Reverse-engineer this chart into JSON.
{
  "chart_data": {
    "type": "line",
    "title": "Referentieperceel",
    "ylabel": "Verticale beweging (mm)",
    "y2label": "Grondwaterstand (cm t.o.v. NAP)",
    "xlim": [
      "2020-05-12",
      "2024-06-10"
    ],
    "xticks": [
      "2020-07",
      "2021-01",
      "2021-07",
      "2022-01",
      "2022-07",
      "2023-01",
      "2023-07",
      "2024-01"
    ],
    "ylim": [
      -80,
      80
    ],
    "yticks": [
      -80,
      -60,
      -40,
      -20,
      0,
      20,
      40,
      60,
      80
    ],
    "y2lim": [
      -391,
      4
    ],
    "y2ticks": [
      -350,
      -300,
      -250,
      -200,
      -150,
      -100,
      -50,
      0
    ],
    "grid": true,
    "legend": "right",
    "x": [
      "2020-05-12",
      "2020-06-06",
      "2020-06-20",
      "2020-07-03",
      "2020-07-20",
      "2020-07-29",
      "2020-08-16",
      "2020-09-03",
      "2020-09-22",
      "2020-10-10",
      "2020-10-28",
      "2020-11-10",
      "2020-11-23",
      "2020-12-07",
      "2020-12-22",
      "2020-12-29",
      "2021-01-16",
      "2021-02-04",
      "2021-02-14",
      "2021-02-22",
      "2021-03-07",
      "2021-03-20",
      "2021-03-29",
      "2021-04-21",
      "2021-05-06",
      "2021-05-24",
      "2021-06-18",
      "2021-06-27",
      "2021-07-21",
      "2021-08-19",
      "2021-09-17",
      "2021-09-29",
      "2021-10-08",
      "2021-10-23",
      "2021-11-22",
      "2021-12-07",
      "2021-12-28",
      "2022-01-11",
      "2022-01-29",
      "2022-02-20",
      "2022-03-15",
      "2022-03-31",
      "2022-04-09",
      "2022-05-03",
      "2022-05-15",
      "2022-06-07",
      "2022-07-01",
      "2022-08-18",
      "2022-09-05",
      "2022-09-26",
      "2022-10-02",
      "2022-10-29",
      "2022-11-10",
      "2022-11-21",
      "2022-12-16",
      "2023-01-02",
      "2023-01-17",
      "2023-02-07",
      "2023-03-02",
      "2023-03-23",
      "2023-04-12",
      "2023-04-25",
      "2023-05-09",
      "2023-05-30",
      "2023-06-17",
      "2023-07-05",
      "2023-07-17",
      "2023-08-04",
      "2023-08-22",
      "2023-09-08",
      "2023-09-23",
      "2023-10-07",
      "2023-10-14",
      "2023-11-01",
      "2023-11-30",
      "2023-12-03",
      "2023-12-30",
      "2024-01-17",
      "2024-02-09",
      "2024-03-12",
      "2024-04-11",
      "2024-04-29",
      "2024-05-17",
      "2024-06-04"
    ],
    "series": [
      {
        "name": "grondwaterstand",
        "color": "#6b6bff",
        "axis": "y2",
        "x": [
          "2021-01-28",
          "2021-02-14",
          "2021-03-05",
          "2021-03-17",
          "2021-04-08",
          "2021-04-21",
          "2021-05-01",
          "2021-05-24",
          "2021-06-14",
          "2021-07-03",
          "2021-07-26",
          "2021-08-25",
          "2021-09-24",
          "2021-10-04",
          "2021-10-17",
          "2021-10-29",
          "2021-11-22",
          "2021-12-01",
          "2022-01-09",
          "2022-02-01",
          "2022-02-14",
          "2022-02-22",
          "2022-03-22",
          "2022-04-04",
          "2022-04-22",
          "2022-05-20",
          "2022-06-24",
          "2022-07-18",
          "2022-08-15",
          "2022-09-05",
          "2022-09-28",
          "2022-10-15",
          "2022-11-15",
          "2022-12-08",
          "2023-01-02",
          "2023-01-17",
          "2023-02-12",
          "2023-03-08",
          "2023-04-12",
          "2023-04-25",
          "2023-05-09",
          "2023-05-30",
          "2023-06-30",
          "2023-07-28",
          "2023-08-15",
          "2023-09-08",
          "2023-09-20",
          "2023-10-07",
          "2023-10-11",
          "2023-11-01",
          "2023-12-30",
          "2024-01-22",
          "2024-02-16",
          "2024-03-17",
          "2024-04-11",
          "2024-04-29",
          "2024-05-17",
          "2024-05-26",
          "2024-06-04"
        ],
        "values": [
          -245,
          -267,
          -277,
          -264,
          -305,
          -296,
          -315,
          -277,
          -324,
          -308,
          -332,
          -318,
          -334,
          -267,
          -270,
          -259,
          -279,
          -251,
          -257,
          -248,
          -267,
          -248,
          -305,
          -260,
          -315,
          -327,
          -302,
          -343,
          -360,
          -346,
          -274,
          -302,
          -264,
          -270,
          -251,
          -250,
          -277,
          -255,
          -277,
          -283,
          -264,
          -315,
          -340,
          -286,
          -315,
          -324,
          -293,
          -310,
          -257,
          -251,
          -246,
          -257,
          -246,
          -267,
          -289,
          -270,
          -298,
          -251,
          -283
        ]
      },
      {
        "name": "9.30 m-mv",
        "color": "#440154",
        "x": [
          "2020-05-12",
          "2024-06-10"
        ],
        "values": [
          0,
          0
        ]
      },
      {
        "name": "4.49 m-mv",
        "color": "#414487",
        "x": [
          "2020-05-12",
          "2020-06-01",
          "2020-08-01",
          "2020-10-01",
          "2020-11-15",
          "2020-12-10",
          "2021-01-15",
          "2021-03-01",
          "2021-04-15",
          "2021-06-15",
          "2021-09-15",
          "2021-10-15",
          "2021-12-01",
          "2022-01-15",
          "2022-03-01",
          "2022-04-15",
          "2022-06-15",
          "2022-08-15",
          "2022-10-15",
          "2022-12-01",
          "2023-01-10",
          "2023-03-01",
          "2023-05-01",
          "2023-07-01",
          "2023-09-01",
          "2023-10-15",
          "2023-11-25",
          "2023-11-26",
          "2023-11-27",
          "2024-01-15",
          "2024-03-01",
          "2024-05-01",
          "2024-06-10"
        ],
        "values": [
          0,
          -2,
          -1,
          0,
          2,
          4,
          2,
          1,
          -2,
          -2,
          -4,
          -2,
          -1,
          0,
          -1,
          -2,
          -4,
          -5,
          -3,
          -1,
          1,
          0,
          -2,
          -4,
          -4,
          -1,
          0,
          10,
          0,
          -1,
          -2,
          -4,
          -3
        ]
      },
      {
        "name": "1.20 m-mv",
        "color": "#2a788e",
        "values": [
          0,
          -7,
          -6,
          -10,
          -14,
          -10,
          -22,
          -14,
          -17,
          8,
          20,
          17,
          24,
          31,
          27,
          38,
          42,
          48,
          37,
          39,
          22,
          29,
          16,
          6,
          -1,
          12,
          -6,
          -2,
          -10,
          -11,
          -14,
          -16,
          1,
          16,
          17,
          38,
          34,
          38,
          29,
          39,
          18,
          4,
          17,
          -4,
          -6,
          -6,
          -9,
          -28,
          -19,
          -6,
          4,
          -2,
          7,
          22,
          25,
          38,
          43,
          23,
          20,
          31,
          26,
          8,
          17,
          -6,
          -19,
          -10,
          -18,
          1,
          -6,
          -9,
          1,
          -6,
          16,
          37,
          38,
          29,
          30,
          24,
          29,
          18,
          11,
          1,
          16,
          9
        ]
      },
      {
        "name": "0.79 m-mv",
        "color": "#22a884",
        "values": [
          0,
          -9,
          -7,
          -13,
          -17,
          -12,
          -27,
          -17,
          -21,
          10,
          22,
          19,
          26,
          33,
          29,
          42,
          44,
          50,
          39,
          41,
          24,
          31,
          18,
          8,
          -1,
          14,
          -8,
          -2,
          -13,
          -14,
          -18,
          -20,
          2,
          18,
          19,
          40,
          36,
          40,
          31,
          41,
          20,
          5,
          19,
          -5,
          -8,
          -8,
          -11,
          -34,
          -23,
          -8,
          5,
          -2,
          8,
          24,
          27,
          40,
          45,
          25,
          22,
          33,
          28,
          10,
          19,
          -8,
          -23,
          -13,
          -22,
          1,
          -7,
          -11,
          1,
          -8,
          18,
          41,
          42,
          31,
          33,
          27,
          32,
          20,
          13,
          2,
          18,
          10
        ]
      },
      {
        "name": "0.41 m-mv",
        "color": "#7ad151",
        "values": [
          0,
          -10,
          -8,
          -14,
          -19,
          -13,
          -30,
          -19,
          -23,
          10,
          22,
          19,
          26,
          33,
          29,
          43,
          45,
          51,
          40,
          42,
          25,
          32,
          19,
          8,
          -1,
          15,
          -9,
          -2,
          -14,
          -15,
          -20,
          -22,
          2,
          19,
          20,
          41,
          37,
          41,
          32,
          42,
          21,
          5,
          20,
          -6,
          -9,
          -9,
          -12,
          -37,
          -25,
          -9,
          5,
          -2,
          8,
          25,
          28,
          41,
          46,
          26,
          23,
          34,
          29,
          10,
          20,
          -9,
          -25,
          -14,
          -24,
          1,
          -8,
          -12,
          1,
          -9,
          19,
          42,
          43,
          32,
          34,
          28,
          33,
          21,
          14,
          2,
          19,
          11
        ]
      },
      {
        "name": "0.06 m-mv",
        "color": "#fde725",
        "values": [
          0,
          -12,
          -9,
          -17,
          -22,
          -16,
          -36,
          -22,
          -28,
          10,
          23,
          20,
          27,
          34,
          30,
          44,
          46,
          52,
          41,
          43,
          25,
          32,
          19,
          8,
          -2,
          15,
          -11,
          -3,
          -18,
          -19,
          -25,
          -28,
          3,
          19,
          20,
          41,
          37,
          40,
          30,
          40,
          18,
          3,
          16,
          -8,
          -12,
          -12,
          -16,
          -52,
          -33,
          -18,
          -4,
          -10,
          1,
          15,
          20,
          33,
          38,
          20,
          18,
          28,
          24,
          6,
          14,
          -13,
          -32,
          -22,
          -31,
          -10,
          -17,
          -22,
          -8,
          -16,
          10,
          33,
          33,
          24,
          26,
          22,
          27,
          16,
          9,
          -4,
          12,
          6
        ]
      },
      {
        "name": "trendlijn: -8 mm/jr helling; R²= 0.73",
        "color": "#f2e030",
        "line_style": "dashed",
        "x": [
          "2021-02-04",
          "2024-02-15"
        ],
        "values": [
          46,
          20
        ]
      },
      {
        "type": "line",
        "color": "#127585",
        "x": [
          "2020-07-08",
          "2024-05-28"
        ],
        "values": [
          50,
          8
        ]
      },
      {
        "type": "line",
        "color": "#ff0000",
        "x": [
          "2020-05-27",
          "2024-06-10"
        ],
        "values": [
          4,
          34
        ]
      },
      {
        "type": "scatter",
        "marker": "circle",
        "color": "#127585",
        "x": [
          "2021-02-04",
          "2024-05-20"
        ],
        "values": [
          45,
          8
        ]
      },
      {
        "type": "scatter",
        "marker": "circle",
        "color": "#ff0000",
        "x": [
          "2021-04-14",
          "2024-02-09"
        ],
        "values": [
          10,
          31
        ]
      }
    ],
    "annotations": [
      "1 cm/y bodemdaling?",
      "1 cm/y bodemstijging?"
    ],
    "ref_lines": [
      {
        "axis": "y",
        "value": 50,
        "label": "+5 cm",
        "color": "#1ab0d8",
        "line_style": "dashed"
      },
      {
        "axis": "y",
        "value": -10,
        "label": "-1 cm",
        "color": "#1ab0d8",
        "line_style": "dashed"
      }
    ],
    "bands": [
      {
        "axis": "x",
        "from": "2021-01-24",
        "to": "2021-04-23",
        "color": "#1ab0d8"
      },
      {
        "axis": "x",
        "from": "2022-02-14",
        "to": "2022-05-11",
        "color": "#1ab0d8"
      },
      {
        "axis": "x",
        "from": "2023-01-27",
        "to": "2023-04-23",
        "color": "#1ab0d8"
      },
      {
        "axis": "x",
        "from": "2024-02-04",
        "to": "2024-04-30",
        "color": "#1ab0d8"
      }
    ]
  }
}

__________

(Stated goal): Make a list of all lines in the data that contain "from".

(Answer to the problem):
        "from": "2021-01-24",
        "from": "2022-02-14",
        "from": "2023-01-27",
        "from": "2024-02-04",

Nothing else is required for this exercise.